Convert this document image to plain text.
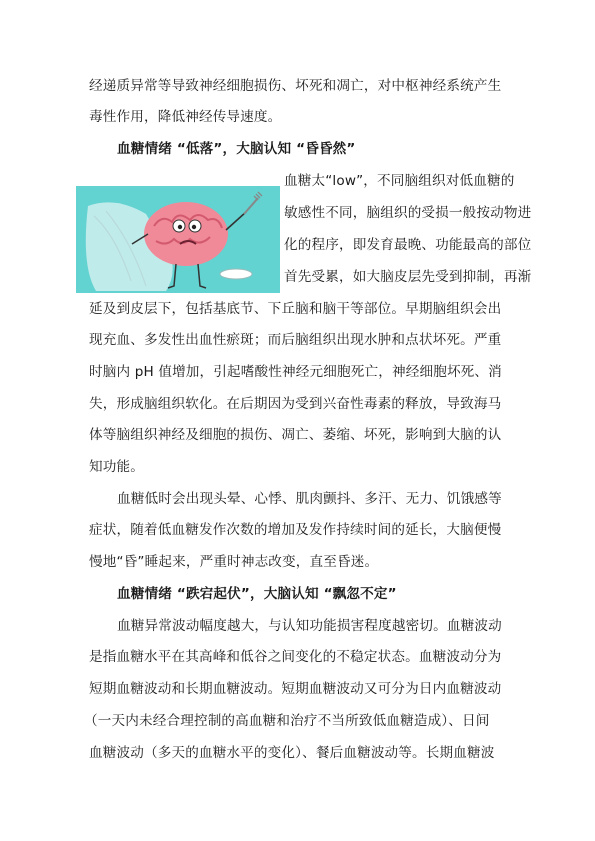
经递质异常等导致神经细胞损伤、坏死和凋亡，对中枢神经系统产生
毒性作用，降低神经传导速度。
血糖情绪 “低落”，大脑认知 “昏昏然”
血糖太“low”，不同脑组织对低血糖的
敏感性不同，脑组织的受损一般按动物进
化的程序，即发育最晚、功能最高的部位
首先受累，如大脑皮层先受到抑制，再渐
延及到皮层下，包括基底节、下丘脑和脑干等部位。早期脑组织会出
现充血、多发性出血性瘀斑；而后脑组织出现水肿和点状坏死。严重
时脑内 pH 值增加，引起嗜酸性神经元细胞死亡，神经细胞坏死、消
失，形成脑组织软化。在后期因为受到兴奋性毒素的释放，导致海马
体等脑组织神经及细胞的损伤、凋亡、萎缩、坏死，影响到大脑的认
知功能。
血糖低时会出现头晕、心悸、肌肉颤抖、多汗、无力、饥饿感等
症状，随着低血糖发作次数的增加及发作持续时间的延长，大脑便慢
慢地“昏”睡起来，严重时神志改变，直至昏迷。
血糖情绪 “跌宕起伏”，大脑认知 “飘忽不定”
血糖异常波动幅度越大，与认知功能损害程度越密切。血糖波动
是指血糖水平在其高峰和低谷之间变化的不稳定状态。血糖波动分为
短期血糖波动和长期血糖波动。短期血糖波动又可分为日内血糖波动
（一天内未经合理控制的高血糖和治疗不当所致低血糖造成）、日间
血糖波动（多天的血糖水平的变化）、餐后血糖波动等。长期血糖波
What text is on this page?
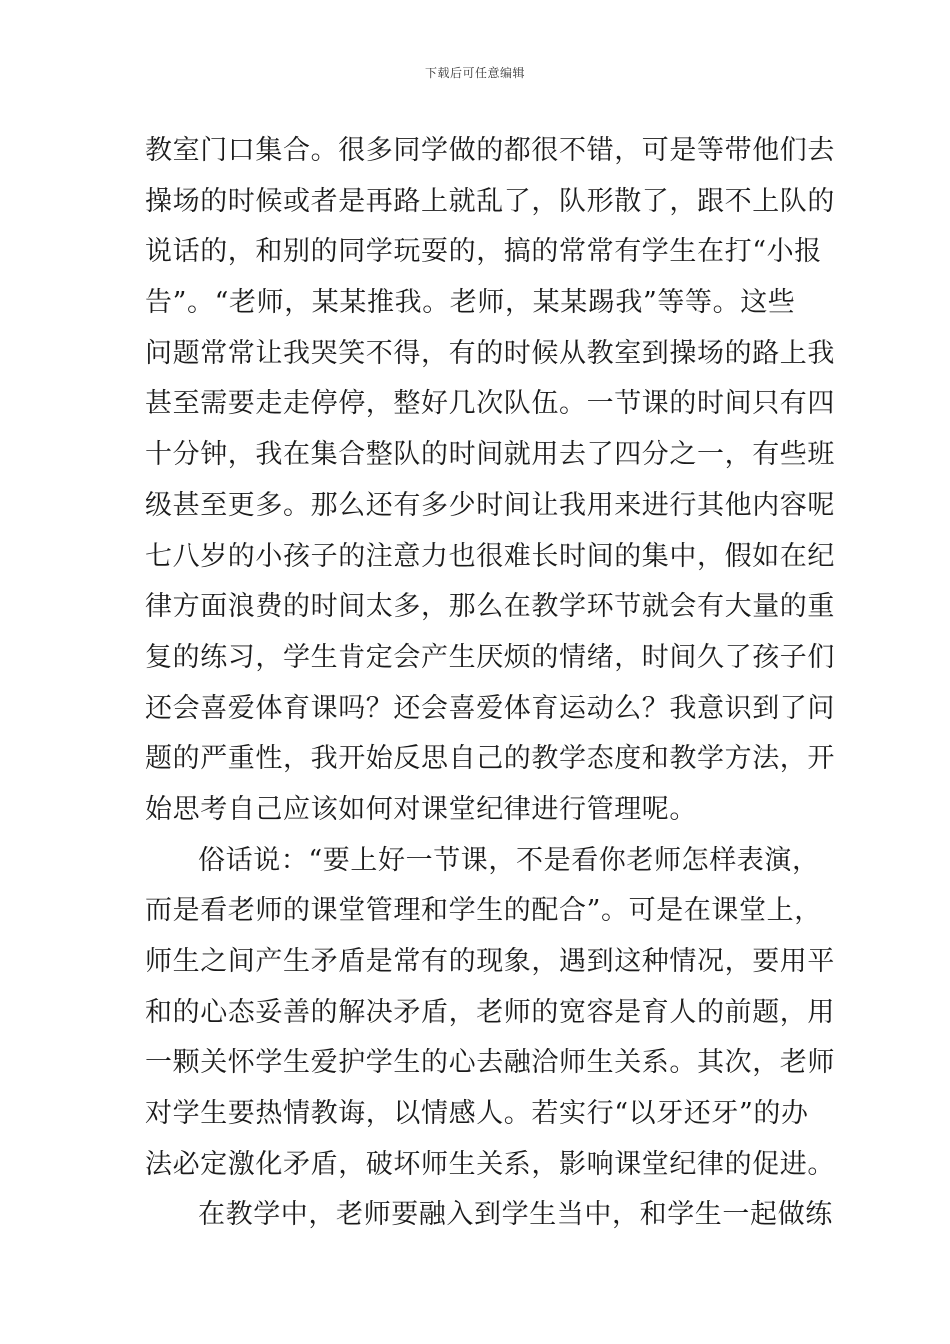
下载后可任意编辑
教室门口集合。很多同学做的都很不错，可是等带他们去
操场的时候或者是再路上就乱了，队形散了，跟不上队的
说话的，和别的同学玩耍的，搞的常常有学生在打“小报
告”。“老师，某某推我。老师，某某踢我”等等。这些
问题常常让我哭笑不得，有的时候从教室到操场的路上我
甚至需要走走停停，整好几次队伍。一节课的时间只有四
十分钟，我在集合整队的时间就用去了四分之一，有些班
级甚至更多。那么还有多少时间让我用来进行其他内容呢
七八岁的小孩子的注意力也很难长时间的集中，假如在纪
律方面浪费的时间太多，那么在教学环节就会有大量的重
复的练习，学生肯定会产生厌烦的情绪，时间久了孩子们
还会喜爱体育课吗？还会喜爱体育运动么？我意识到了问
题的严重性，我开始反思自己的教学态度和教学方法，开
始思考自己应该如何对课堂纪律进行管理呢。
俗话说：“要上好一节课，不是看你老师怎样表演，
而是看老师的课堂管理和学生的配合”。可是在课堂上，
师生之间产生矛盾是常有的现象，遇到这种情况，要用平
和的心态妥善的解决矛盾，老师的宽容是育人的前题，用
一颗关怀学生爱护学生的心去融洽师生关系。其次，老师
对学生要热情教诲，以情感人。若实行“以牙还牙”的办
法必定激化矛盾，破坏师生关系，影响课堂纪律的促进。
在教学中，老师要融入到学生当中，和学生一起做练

GIVEN EXERCISE: Copy out each line in the preceding records that contains "text".

CORRECT ANSWER:
Convert this document image to plain text.
What text is on this page?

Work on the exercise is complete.